• [GOAL OF THE EXERCISE]:
In the entries below, find the lines with the word "خرزاد" and copy them.

◇ ◇ ◇ ◇ ◇

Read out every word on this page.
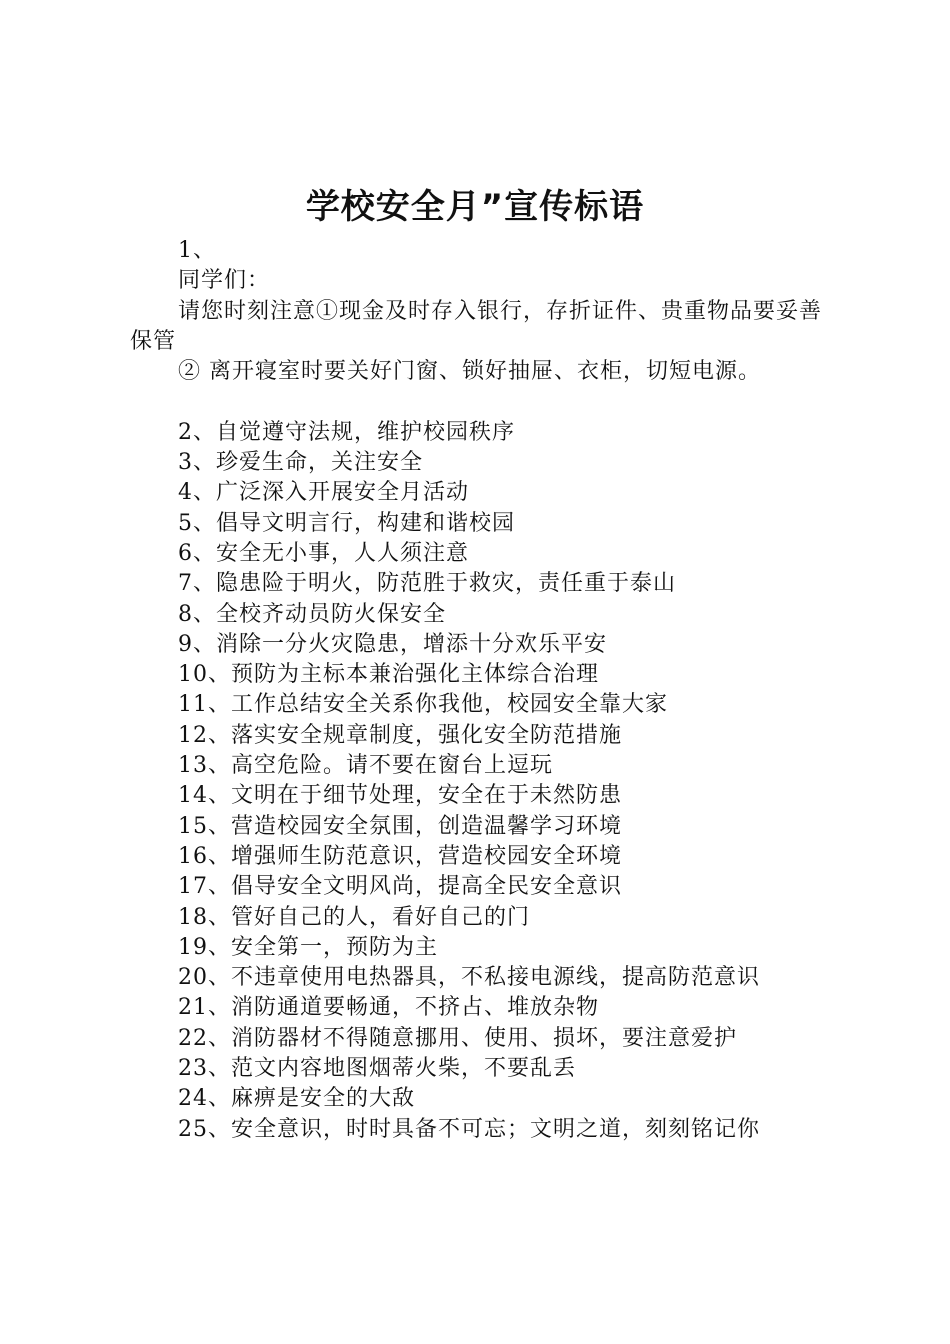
学校安全月”宣传标语
1、
同学们：
请您时刻注意①现金及时存入银行，存折证件、贵重物品要妥善保管
② 离开寝室时要关好门窗、锁好抽屉、衣柜，切短电源。
2、自觉遵守法规，维护校园秩序
3、珍爱生命，关注安全
4、广泛深入开展安全月活动
5、倡导文明言行，构建和谐校园
6、安全无小事，人人须注意
7、隐患险于明火，防范胜于救灾，责任重于泰山
8、全校齐动员防火保安全
9、消除一分火灾隐患，增添十分欢乐平安
10、预防为主标本兼治强化主体综合治理
11、工作总结安全关系你我他，校园安全靠大家
12、落实安全规章制度，强化安全防范措施
13、高空危险。请不要在窗台上逗玩
14、文明在于细节处理，安全在于未然防患
15、营造校园安全氛围，创造温馨学习环境
16、增强师生防范意识，营造校园安全环境
17、倡导安全文明风尚，提高全民安全意识
18、管好自己的人，看好自己的门
19、安全第一，预防为主
20、不违章使用电热器具，不私接电源线，提高防范意识
21、消防通道要畅通，不挤占、堆放杂物
22、消防器材不得随意挪用、使用、损坏，要注意爱护
23、范文内容地图烟蒂火柴，不要乱丢
24、麻痹是安全的大敌
25、安全意识，时时具备不可忘；文明之道，刻刻铭记你
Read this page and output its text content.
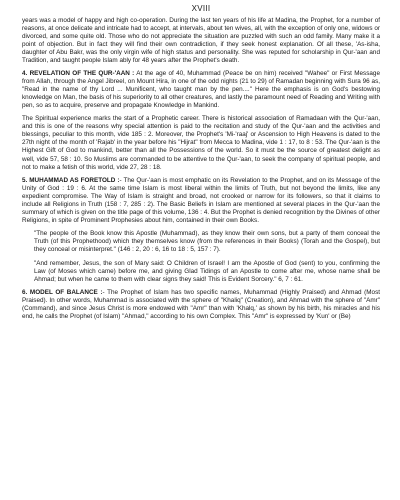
XVIII

years was a model of happy and high co-operation. During the last ten years of his life at Madina, the Prophet, for a number of reasons, at once delicate and intricate had to accept, at intervals, about ten wives, all, with the exception of only one, widows or divorced, and some quite old. Those who do not appreciate the situation are puzzled with such an odd family. Many make it a point of objection. But in fact they will find their own contradiction, if they seek honest explanation. Of all these, 'As-isha, daughter of Abu Bakr, was the only virgin wife of high status and personality. She was reputed for scholarship in Qur-'aan and Tradition, and taught people Islam ably for 48 years after the Prophet's death.

4. REVELATION OF THE QUR-'AAN : At the age of 40, Muhammad (Peace be on him) received "Wahee" or First Message from Allah, through the Angel Jibreel, on Mount Hira, in one of the odd nights (21 to 29) of Ramadan beginning with Sura 96 as, "Read in the name of thy Lord ... Munificent, who taught man by the pen...." Here the emphasis is on God's bestowing knowledge on Man, the basis of his superiority to all other creatures, and lastly the paramount need of Reading and Writing with pen, so as to acquire, preserve and propagate Knowledge in Mankind.

The Spiritual experience marks the start of a Prophetic career. There is historical association of Ramadaan with the Qur-'aan, and this is one of the reasons why special attention is paid to the recitation and study of the Qur-'aan and the activities and blessings, peculiar to this month, vide 185 : 2. Moreover, the Prophet's 'Mi-'raaj' or Ascension to High Heavens is dated to the 27th night of the month of 'Rajab' in the year before his "Hijrat" from Mecca to Madina, vide 1 : 17, to 8 : 53. The Qur-'aan is the Highest Gift of God to mankind, better than all the Possessions of the world. So it must be the source of greatest delight as well, vide 57, 58 : 10. So Muslims are commanded to be attentive to the Qur-'aan, to seek the company of spiritual people, and not to make a fetish of this world, vide 27, 28 : 18.

5. MUHAMMAD AS FORETOLD :- The Qur-'aan is most emphatic on its Revelation to the Prophet, and on its Message of the Unity of God : 19 : 6. At the same time Islam is most liberal within the limits of Truth, but not beyond the limits, like any expedient compromise. The Way of Islam is straight and broad, not crooked or narrow for its followers, so that it claims to include all Religions in Truth (158 : 7, 285 : 2). The Basic Beliefs in Islam are mentioned at several places in the Qur-'aan the summary of which is given on the title page of this volume, 136 : 4. But the Prophet is denied recognition by the Divines of other Religions, in spite of Prominent Prophesies about him, contained in their own Books.

"The people of the Book know this Apostle (Muhammad), as they know their own sons, but a party of them conceal the Truth (of this Prophethood) which they themselves know (from the references in their Books) (Torah and the Gospel), but they conceal or misinterpret." (146 : 2, 20 : 6, 16 to 18 : 5, 157 : 7).

"And remember, Jesus, the son of Mary said: O Children of Israel! I am the Apostle of God (sent) to you, confirming the Law (of Moses which came) before me, and giving Glad Tidings of an Apostle to come after me, whose name shall be Ahmad; but when he came to them with clear signs they said! This is Evident Sorcery." 6, 7 : 61.

6. MODEL OF BALANCE :- The Prophet of Islam has two specific names, Muhammad (Highly Praised) and Ahmad (Most Praised). In other words, Muhammad is associated with the sphere of "Khaliq" (Creation), and Ahmad with the sphere of "Amr" (Command), and since Jesus Christ is more endowed with "Amr" than with 'Khalq,' as shown by his birth, his miracles and his end, he calls the Prophet (of Islam) "Ahmad," according to his own Complex. This "Amr" is expressed by 'Kun' or (Be)
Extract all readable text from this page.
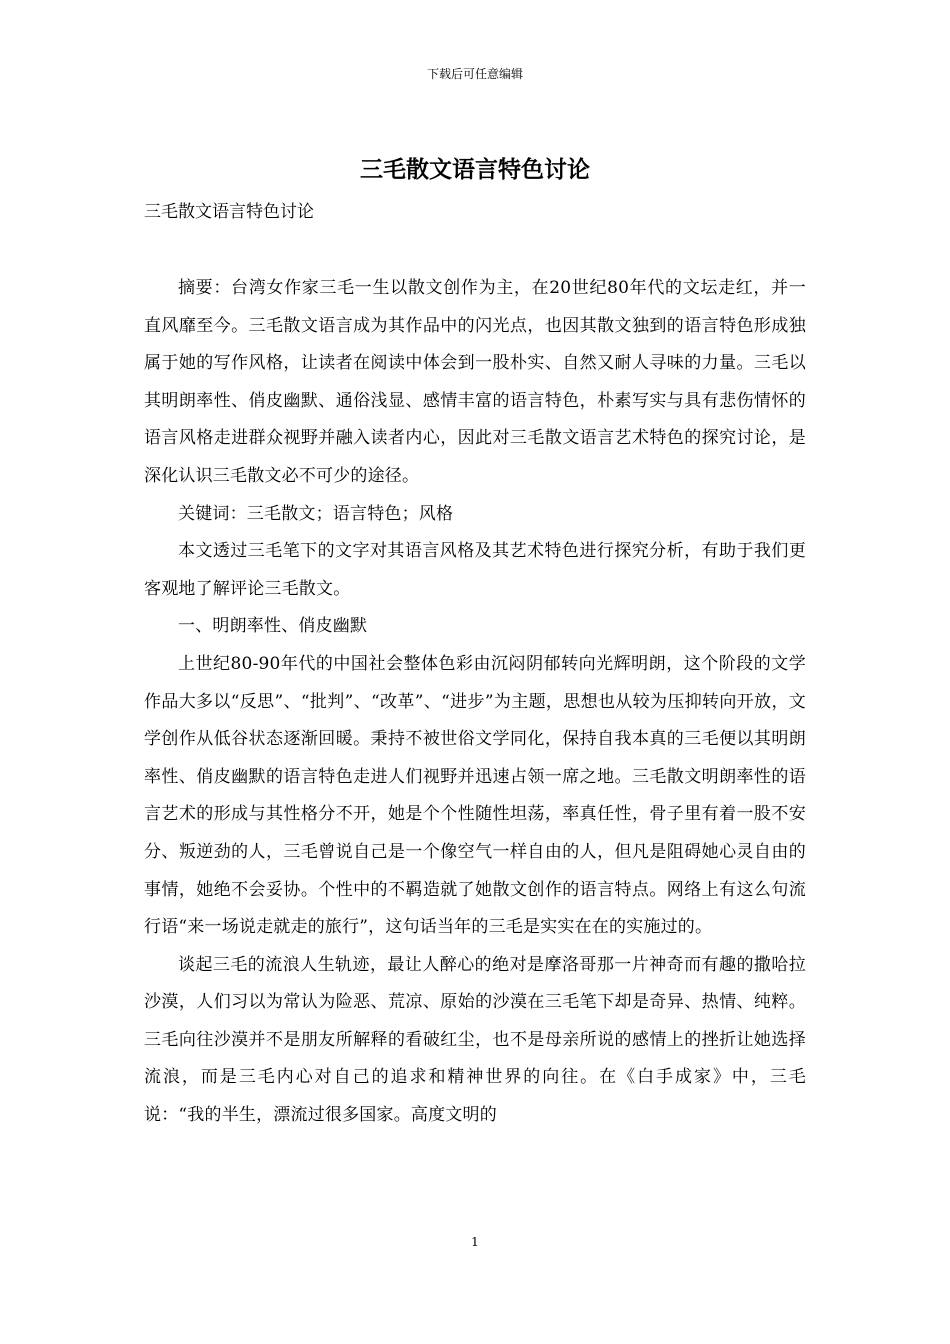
下载后可任意编辑
三毛散文语言特色讨论

三毛散文语言特色讨论

摘要：台湾女作家三毛一生以散文创作为主，在20世纪80年代的文坛走红，并一直风靡至今。三毛散文语言成为其作品中的闪光点，也因其散文独到的语言特色形成独属于她的写作风格，让读者在阅读中体会到一股朴实、自然又耐人寻味的力量。三毛以其明朗率性、俏皮幽默、通俗浅显、感情丰富的语言特色，朴素写实与具有悲伤情怀的语言风格走进群众视野并融入读者内心，因此对三毛散文语言艺术特色的探究讨论，是深化认识三毛散文必不可少的途径。

关键词：三毛散文；语言特色；风格

本文透过三毛笔下的文字对其语言风格及其艺术特色进行探究分析，有助于我们更客观地了解评论三毛散文。

一、明朗率性、俏皮幽默

上世纪80-90年代的中国社会整体色彩由沉闷阴郁转向光辉明朗，这个阶段的文学作品大多以“反思”、“批判”、“改革”、“进步”为主题，思想也从较为压抑转向开放，文学创作从低谷状态逐渐回暖。秉持不被世俗文学同化，保持自我本真的三毛便以其明朗率性、俏皮幽默的语言特色走进人们视野并迅速占领一席之地。三毛散文明朗率性的语言艺术的形成与其性格分不开，她是个个性随性坦荡，率真任性，骨子里有着一股不安分、叛逆劲的人，三毛曾说自己是一个像空气一样自由的人，但凡是阻碍她心灵自由的事情，她绝不会妥协。个性中的不羁造就了她散文创作的语言特点。网络上有这么句流行语“来一场说走就走的旅行”，这句话当年的三毛是实实在在的实施过的。

谈起三毛的流浪人生轨迹，最让人醉心的绝对是摩洛哥那一片神奇而有趣的撒哈拉沙漠，人们习以为常认为险恶、荒凉、原始的沙漠在三毛笔下却是奇异、热情、纯粹。三毛向往沙漠并不是朋友所解释的看破红尘，也不是母亲所说的感情上的挫折让她选择流浪，而是三毛内心对自己的追求和精神世界的向往。在《白手成家》中，三毛说：“我的半生，漂流过很多国家。高度文明的

1
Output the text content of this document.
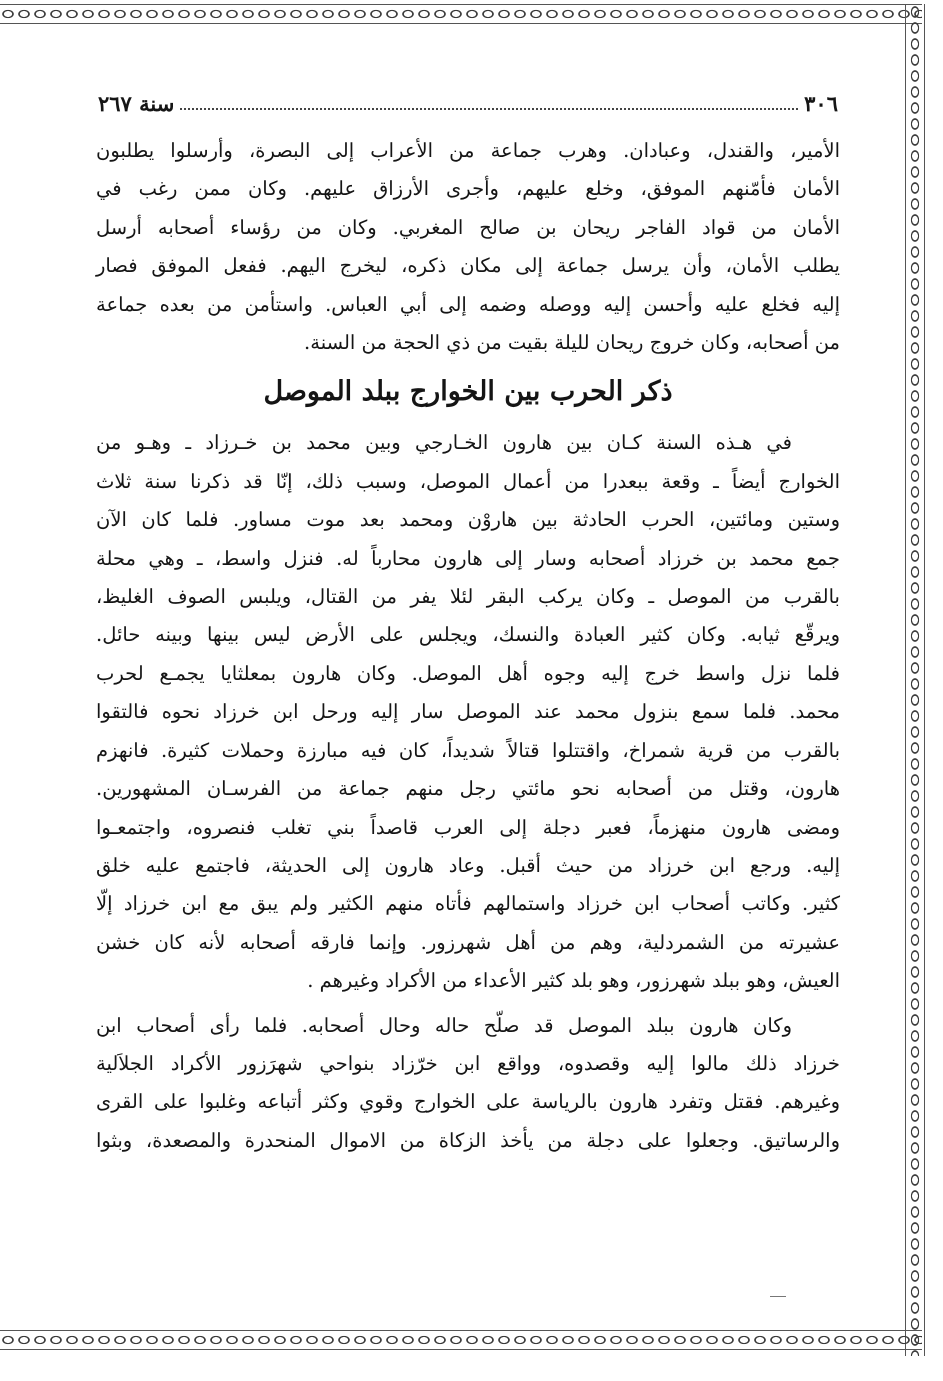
٣٠٦
سنة ٢٦٧

الأمير، والقندل، وعبادان. وهرب جماعة من الأعراب إلى البصرة، وأرسلوا يطلبون

الأمان فأمّنهم الموفق، وخلع عليهم، وأجرى الأرزاق عليهم. وكان ممن رغب في

الأمان من قواد الفاجر ريحان بن صالح المغربي. وكان من رؤساء أصحابه أرسل

يطلب الأمان، وأن يرسل جماعة إلى مكان ذكره، ليخرج اليهم. ففعل الموفق فصار

إليه فخلع عليه وأحسن إليه ووصله وضمه إلى أبي العباس. واستأمن من بعده جماعة

من أصحابه، وكان خروج ريحان لليلة بقيت من ذي الحجة من السنة.

ذكر الحرب بين الخوارج ببلد الموصل

في هـذه السنة كـان بين هارون الخـارجي وبين محمد بن خـرزاد ـ وهـو من

الخوارج أيضاً ـ وقعة ببعدرا من أعمال الموصل، وسبب ذلك، إنّا قد ذكرنا سنة ثلاث

وستين ومائتين، الحرب الحادثة بين هاروْن ومحمد بعد موت مساور. فلما كان الآن

جمع محمد بن خرزاد أصحابه وسار إلى هارون محارباً له. فنزل واسط، ـ وهي محلة

بالقرب من الموصل ـ وكان يركب البقر لئلا يفر من القتال، ويلبس الصوف الغليظ،

ويرقّع ثيابه. وكان كثير العبادة والنسك، ويجلس على الأرض ليس بينها وبينه حائل.

فلما نزل واسط خرج إليه وجوه أهل الموصل. وكان هارون بمعلثايا يجمـع لحرب

محمد. فلما سمع بنزول محمد عند الموصل سار إليه ورحل ابن خرزاد نحوه فالتقوا

بالقرب من قرية شمراخ، واقتتلوا قتالاً شديداً، كان فيه مبارزة وحملات كثيرة. فانهزم

هارون، وقتل من أصحابه نحو مائتي رجل منهم جماعة من الفرسـان المشهورين.

ومضى هارون منهزماً، فعبر دجلة إلى العرب قاصداً بني تغلب فنصروه، واجتمعـوا

إليه. ورجع ابن خرزاد من حيث أقبل. وعاد هارون إلى الحديثة، فاجتمع عليه خلق

كثير. وكاتب أصحاب ابن خرزاد واستمالهم فأتاه منهم الكثير ولم يبق مع ابن خرزاد إلّا

عشيرته من الشمردلية، وهم من أهل شهرزور. وإنما فارقه أصحابه لأنه كان خشن

العيش، وهو ببلد شهرزور، وهو بلد كثير الأعداء من الأكراد وغيرهم .

وكان هارون ببلد الموصل قد صلّح حاله وحال أصحابه. فلما رأى أصحاب ابن

خرزاد ذلك مالوا إليه وقصدوه، وواقع ابن خرّزاد بنواحي شهرَزور الأكراد الجلاَلية

وغيرهم. فقتل وتفرد هارون بالرياسة على الخوارج وقوي وكثر أتباعه وغلبوا على القرى

والرساتيق. وجعلوا على دجلة من يأخذ الزكاة من الاموال المنحدرة والمصعدة، وبثوا
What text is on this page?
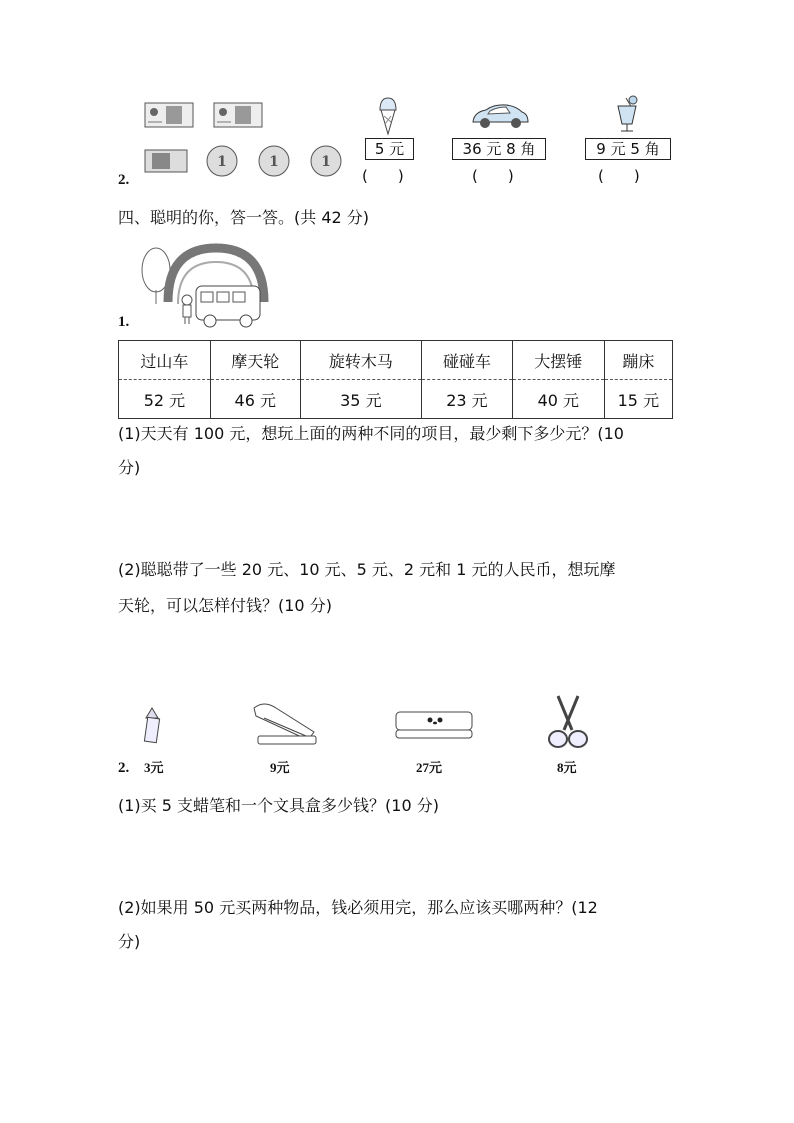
1	1	1
2.
5 元
(　　)
36 元 8 角
(　　)
9 元 5 角
(　　)
四、聪明的你，答一答。(共 42 分)
1.
过山车	摩天轮	旋转木马	碰碰车	大摆锤	蹦床
52 元	46 元	35 元	23 元	40 元	15 元
(1)天天有 100 元，想玩上面的两种不同的项目，最少剩下多少元？(10
分)
(2)聪聪带了一些 20 元、10 元、5 元、2 元和 1 元的人民币，想玩摩
天轮，可以怎样付钱？(10 分)
2. 3元	9元	27元	8元
(1)买 5 支蜡笔和一个文具盒多少钱？(10 分)
(2)如果用 50 元买两种物品，钱必须用完，那么应该买哪两种？(12
分)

◇ ◇ ◇ ◇ ◇

• [ANSWER IN FULL]:
جمع محمد بن خرزاد أصحابه وسار إلى هارون محارباً له. فنزل واسط، ـ وهي محلة
محمد. فلما سمع بنزول محمد عند الموصل سار إليه ورحل ابن خرزاد نحوه فالتقوا
إليه. ورجع ابن خرزاد من حيث أقبل. وعاد هارون إلى الحديثة، فاجتمع عليه خلق
كثير. وكاتب أصحاب ابن خرزاد واستمالهم فأتاه منهم الكثير ولم يبق مع ابن خرزاد إلّا
خرزاد ذلك مالوا إليه وقصدوه، وواقع ابن خرّزاد بنواحي شهرَزور الأكراد الجلاَلية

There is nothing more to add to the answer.